--- START Material for the task ---
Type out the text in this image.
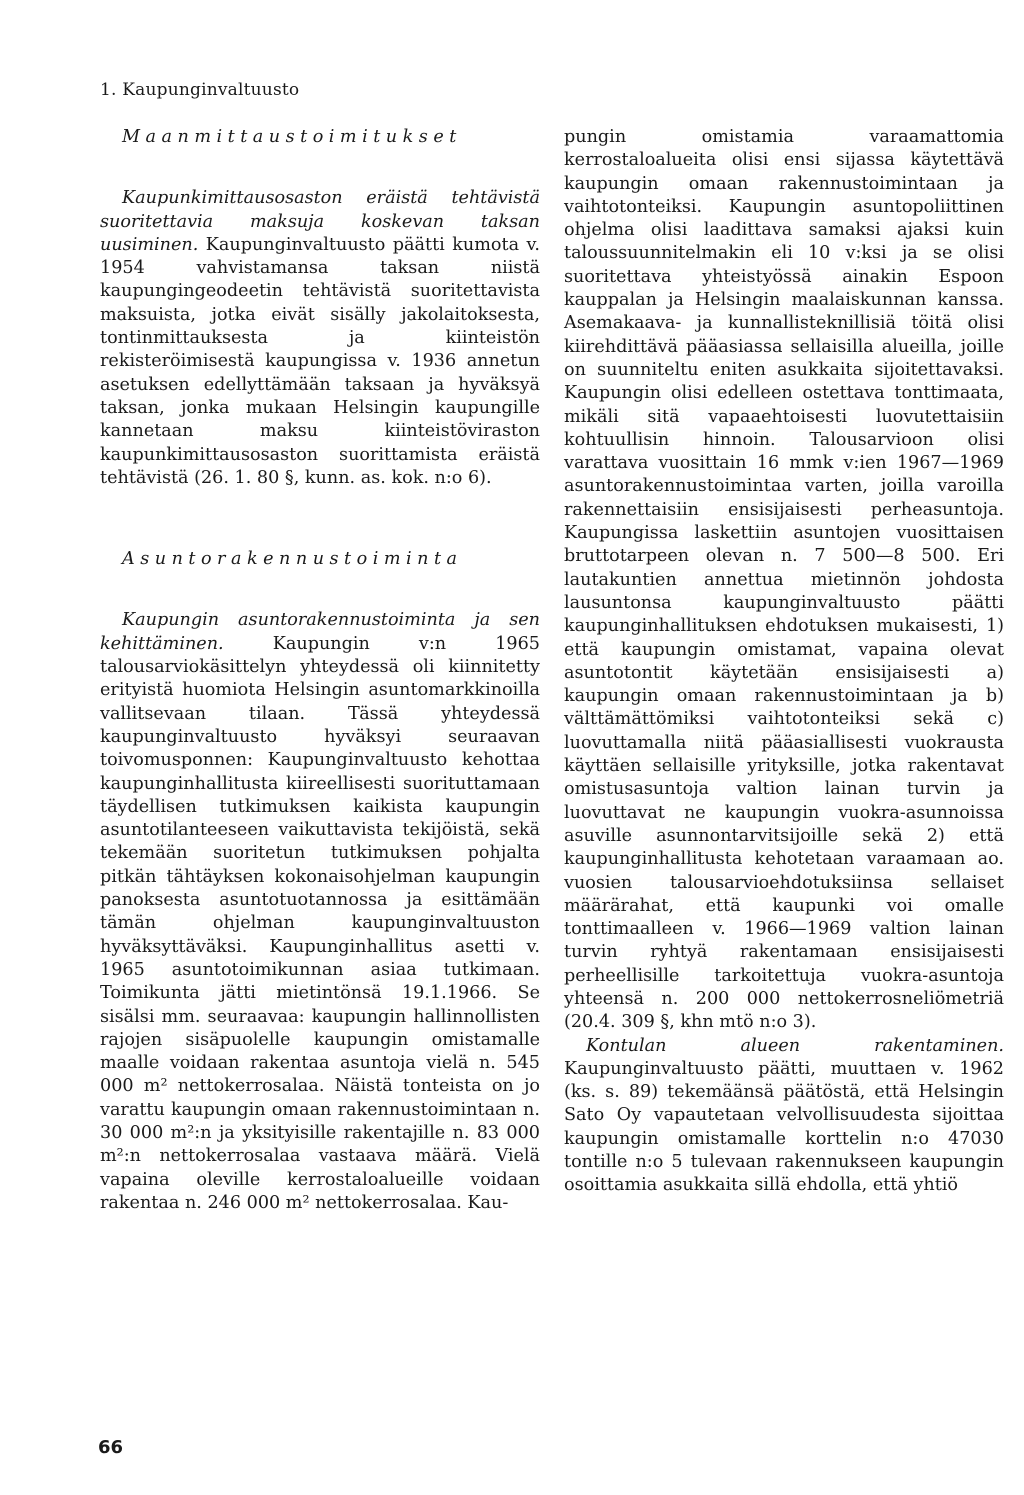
1. Kaupunginvaltuusto
Maanmittaustoimitukset

Kaupunkimittausosaston eräistä tehtävistä suoritettavia maksuja koskevan taksan uusiminen. Kaupunginvaltuusto päätti kumota v. 1954 vahvistamansa taksan niistä kaupungingeodeetin tehtävistä suoritettavista maksuista, jotka eivät sisälly jakolaitoksesta, tontinmittauksesta ja kiinteistön rekisteröimisestä kaupungissa v. 1936 annetun asetuksen edellyttämään taksaan ja hyväksyä taksan, jonka mukaan Helsingin kaupungille kannetaan maksu kiinteistöviraston kaupunkimittausosaston suorittamista eräistä tehtävistä (26. 1. 80 §, kunn. as. kok. n:o 6).

Asuntorakennustoiminta

Kaupungin asuntorakennustoiminta ja sen kehittäminen. Kaupungin v:n 1965 talousarviokäsittelyn yhteydessä oli kiinnitetty erityistä huomiota Helsingin asuntomarkkinoilla vallitsevaan tilaan. Tässä yhteydessä kaupunginvaltuusto hyväksyi seuraavan toivomusponnen: Kaupunginvaltuusto kehottaa kaupunginhallitusta kiireellisesti suorituttamaan täydellisen tutkimuksen kaikista kaupungin asuntotilanteeseen vaikuttavista tekijöistä, sekä tekemään suoritetun tutkimuksen pohjalta pitkän tähtäyksen kokonaisohjelman kaupungin panoksesta asuntotuotannossa ja esittämään tämän ohjelman kaupunginvaltuuston hyväksyttäväksi. Kaupunginhallitus asetti v. 1965 asuntotoimikunnan asiaa tutkimaan. Toimikunta jätti mietintönsä 19.1.1966. Se sisälsi mm. seuraavaa: kaupungin hallinnollisten rajojen sisäpuolelle kaupungin omistamalle maalle voidaan rakentaa asuntoja vielä n. 545 000 m² nettokerrosalaa. Näistä tonteista on jo varattu kaupungin omaan rakennustoimintaan n. 30 000 m²:n ja yksityisille rakentajille n. 83 000 m²:n nettokerrosalaa vastaava määrä. Vielä vapaina oleville kerrostaloalueille voidaan rakentaa n. 246 000 m² nettokerrosalaa. Kau-

pungin omistamia varaamattomia kerrostaloalueita olisi ensi sijassa käytettävä kaupungin omaan rakennustoimintaan ja vaihtotonteiksi. Kaupungin asuntopoliittinen ohjelma olisi laadittava samaksi ajaksi kuin taloussuunnitelmakin eli 10 v:ksi ja se olisi suoritettava yhteistyössä ainakin Espoon kauppalan ja Helsingin maalaiskunnan kanssa. Asemakaava- ja kunnallisteknillisiä töitä olisi kiirehdittävä pääasiassa sellaisilla alueilla, joille on suunniteltu eniten asukkaita sijoitettavaksi. Kaupungin olisi edelleen ostettava tonttimaata, mikäli sitä vapaaehtoisesti luovutettaisiin kohtuullisin hinnoin. Talousarvioon olisi varattava vuosittain 16 mmk v:ien 1967—1969 asuntorakennustoimintaa varten, joilla varoilla rakennettaisiin ensisijaisesti perheasuntoja. Kaupungissa laskettiin asuntojen vuosittaisen bruttotarpeen olevan n. 7 500—8 500. Eri lautakuntien annettua mietinnön johdosta lausuntonsa kaupunginvaltuusto päätti kaupunginhallituksen ehdotuksen mukaisesti, 1) että kaupungin omistamat, vapaina olevat asuntotontit käytetään ensisijaisesti a) kaupungin omaan rakennustoimintaan ja b) välttämättömiksi vaihtotonteiksi sekä c) luovuttamalla niitä pääasiallisesti vuokrausta käyttäen sellaisille yrityksille, jotka rakentavat omistusasuntoja valtion lainan turvin ja luovuttavat ne kaupungin vuokra-asunnoissa asuville asunnontarvitsijoille sekä 2) että kaupunginhallitusta kehotetaan varaamaan ao. vuosien talousarvioehdotuksiinsa sellaiset määrärahat, että kaupunki voi omalle tonttimaalleen v. 1966—1969 valtion lainan turvin ryhtyä rakentamaan ensisijaisesti perheellisille tarkoitettuja vuokra-asuntoja yhteensä n. 200 000 nettokerrosneliömetriä (20.4. 309 §, khn mtö n:o 3).

Kontulan alueen rakentaminen. Kaupunginvaltuusto päätti, muuttaen v. 1962 (ks. s. 89) tekemäänsä päätöstä, että Helsingin Sato Oy vapautetaan velvollisuudesta sijoittaa kaupungin omistamalle korttelin n:o 47030 tontille n:o 5 tulevaan rakennukseen kaupungin osoittamia asukkaita sillä ehdolla, että yhtiö

66
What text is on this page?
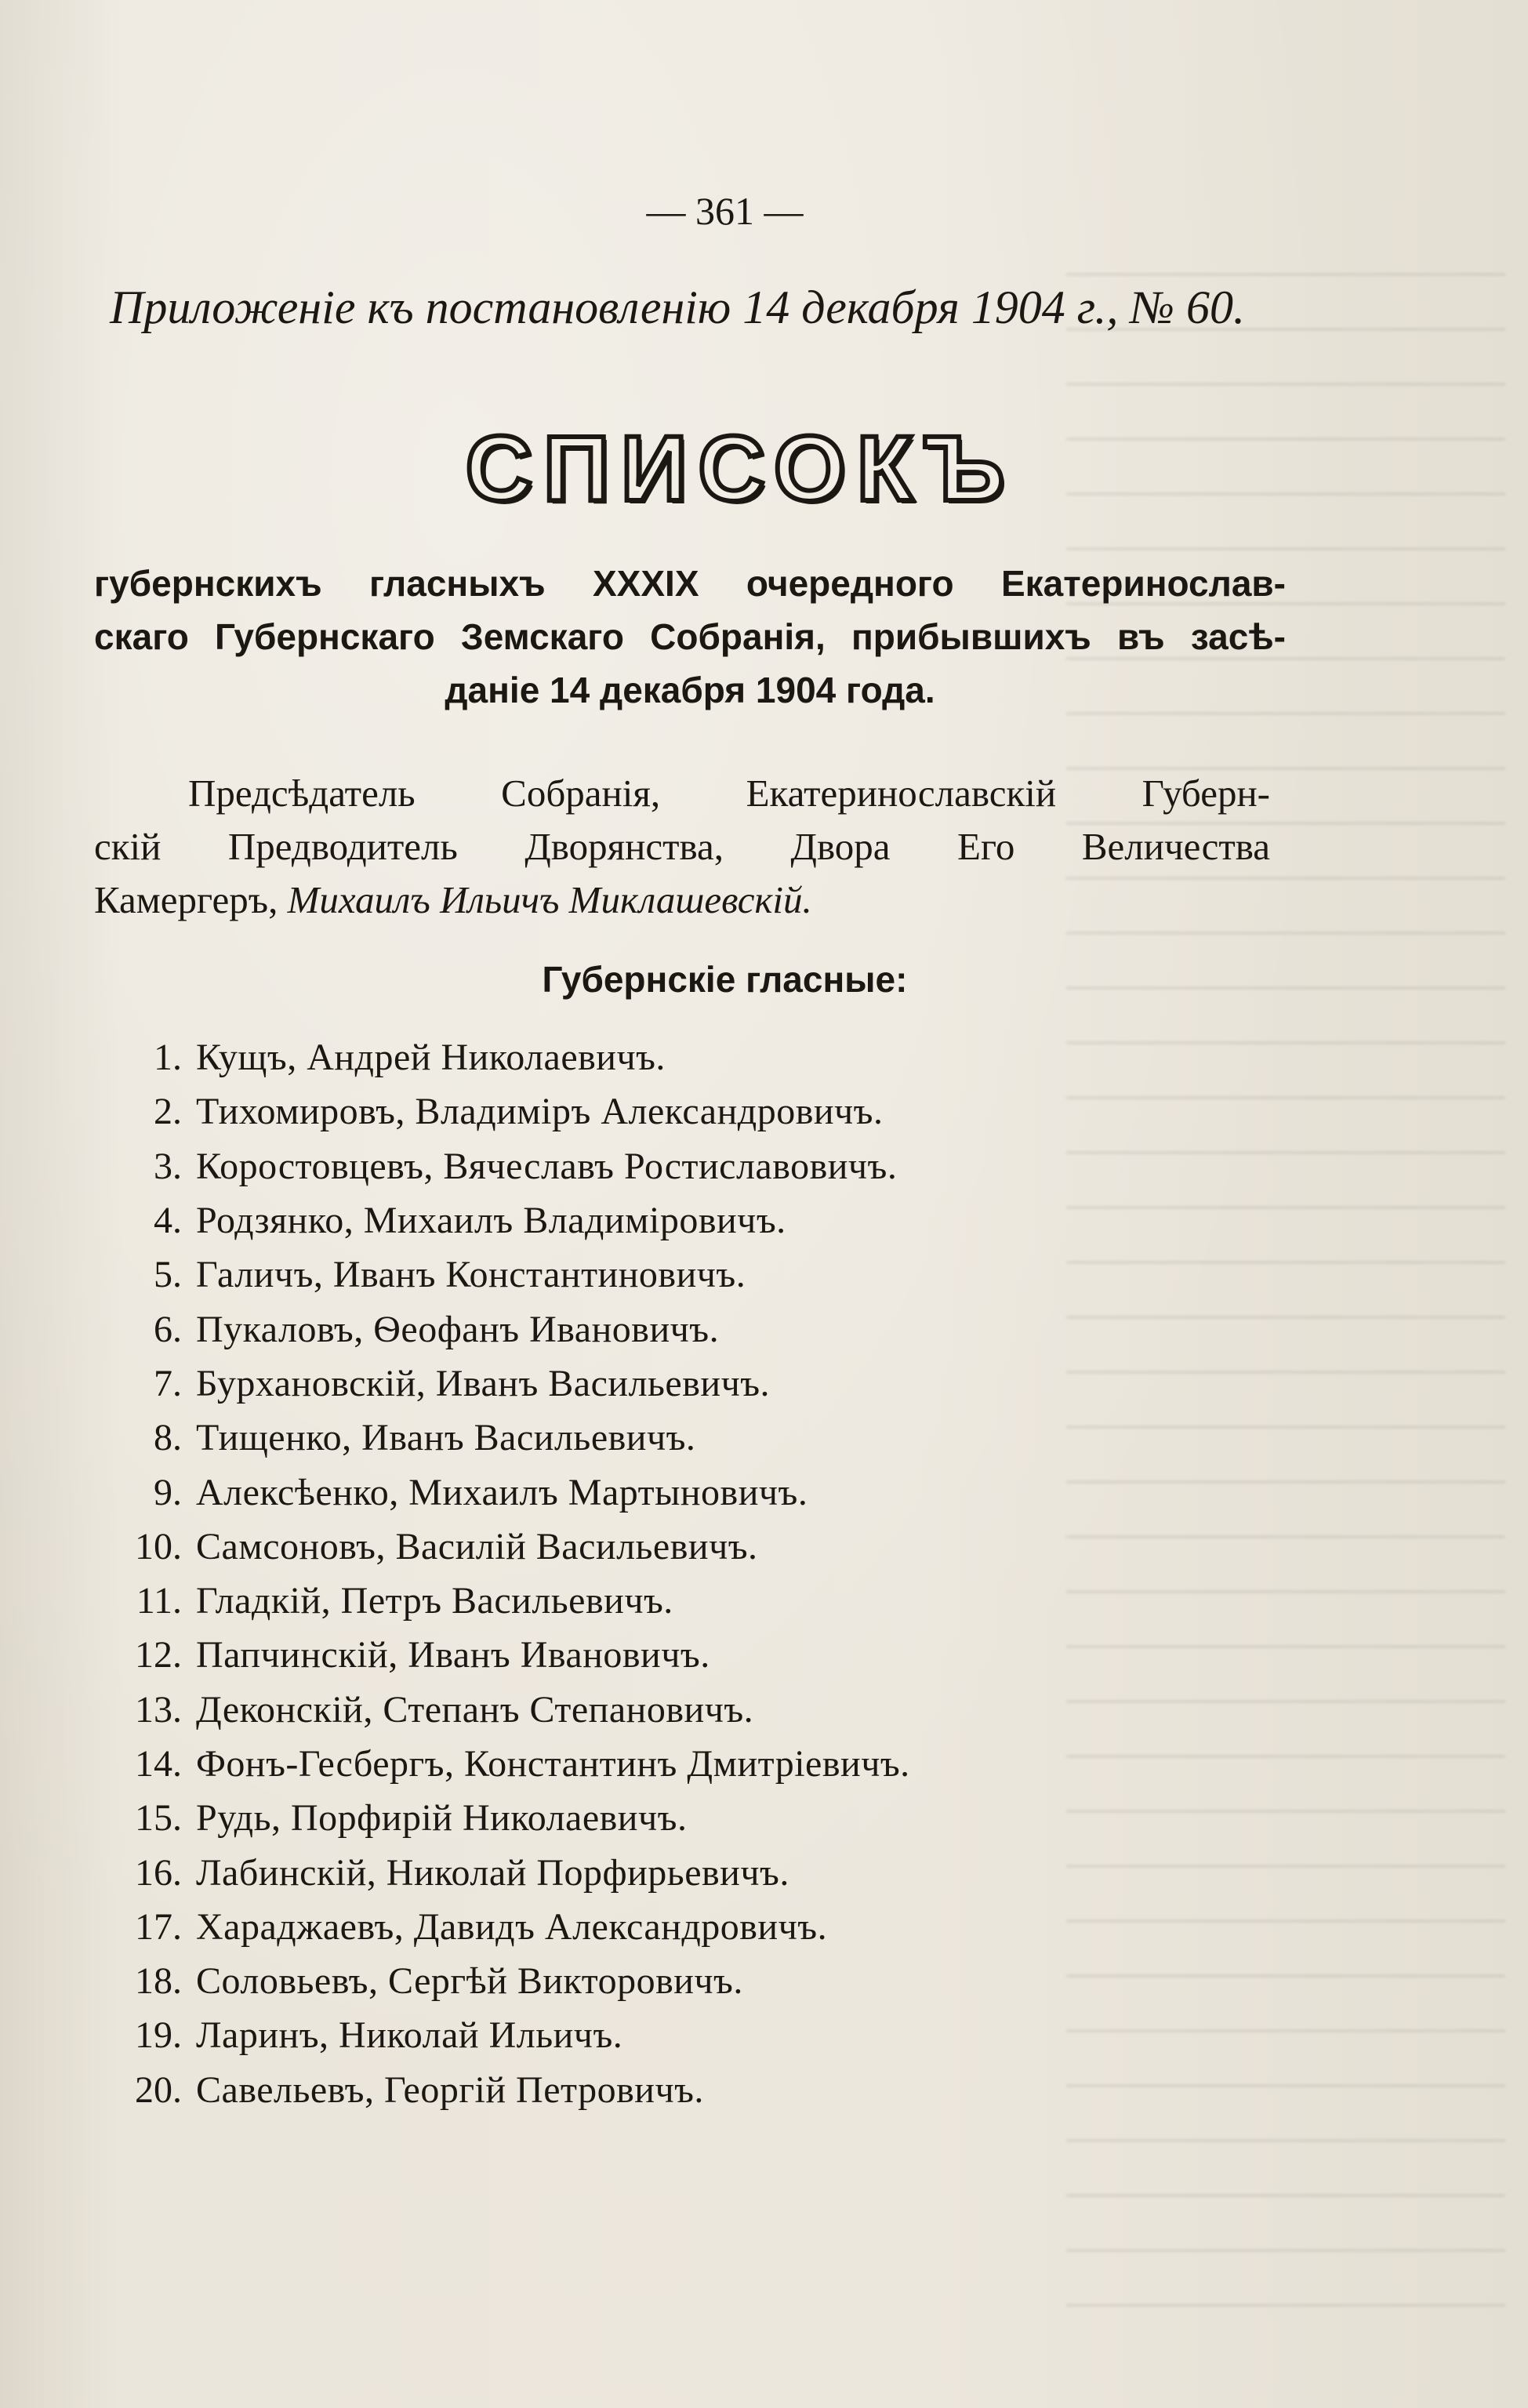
— 361 —
Приложеніе къ постановленію 14 декабря 1904 г., № 60.
СПИСОКЪ
губернскихъ гласныхъ XXXIX очередного Екатеринослав-
скаго Губернскаго Земскаго Собранія, прибывшихъ въ засѣ-
даніе 14 декабря 1904 года.
Предсѣдатель Собранія, Екатеринославскій Губерн-
скій Предводитель Дворянства, Двора Его Величества
Камергеръ, Михаилъ Ильичъ Миклашевскій.
Губернскіе гласные:
1. Кущъ, Андрей Николаевичъ.
2. Тихомировъ, Владиміръ Александровичъ.
3. Коростовцевъ, Вячеславъ Ростиславовичъ.
4. Родзянко, Михаилъ Владиміровичъ.
5. Галичъ, Иванъ Константиновичъ.
6. Пукаловъ, Ѳеофанъ Ивановичъ.
7. Бурхановскій, Иванъ Васильевичъ.
8. Тищенко, Иванъ Васильевичъ.
9. Алексѣенко, Михаилъ Мартыновичъ.
10. Самсоновъ, Василій Васильевичъ.
11. Гладкій, Петръ Васильевичъ.
12. Папчинскій, Иванъ Ивановичъ.
13. Деконскій, Степанъ Степановичъ.
14. Фонъ-Гесбергъ, Константинъ Дмитріевичъ.
15. Рудь, Порфирій Николаевичъ.
16. Лабинскій, Николай Порфирьевичъ.
17. Хараджаевъ, Давидъ Александровичъ.
18. Соловьевъ, Сергѣй Викторовичъ.
19. Ларинъ, Николай Ильичъ.
20. Савельевъ, Георгій Петровичъ.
--- END Material for the task ---
Instructions for the task.
Extract precisely the lines beginning at the line containing "What text is on this page?" and ending at the last line of the entries above, exactly as written and with no pictures.

Result of the exercise.
What text is on this page?
— 361 —
Приложеніе къ постановленію 14 декабря 1904 г., № 60.
СПИСОКЪ
губернскихъ гласныхъ XXXIX очередного Екатеринослав-
скаго Губернскаго Земскаго Собранія, прибывшихъ въ засѣ-
даніе 14 декабря 1904 года.
Предсѣдатель Собранія, Екатеринославскій Губерн-
скій Предводитель Дворянства, Двора Его Величества
Камергеръ, Михаилъ Ильичъ Миклашевскій.
Губернскіе гласные:
1. Кущъ, Андрей Николаевичъ.
2. Тихомировъ, Владиміръ Александровичъ.
3. Коростовцевъ, Вячеславъ Ростиславовичъ.
4. Родзянко, Михаилъ Владиміровичъ.
5. Галичъ, Иванъ Константиновичъ.
6. Пукаловъ, Ѳеофанъ Ивановичъ.
7. Бурхановскій, Иванъ Васильевичъ.
8. Тищенко, Иванъ Васильевичъ.
9. Алексѣенко, Михаилъ Мартыновичъ.
10. Самсоновъ, Василій Васильевичъ.
11. Гладкій, Петръ Васильевичъ.
12. Папчинскій, Иванъ Ивановичъ.
13. Деконскій, Степанъ Степановичъ.
14. Фонъ-Гесбергъ, Константинъ Дмитріевичъ.
15. Рудь, Порфирій Николаевичъ.
16. Лабинскій, Николай Порфирьевичъ.
17. Хараджаевъ, Давидъ Александровичъ.
18. Соловьевъ, Сергѣй Викторовичъ.
19. Ларинъ, Николай Ильичъ.
20. Савельевъ, Георгій Петровичъ.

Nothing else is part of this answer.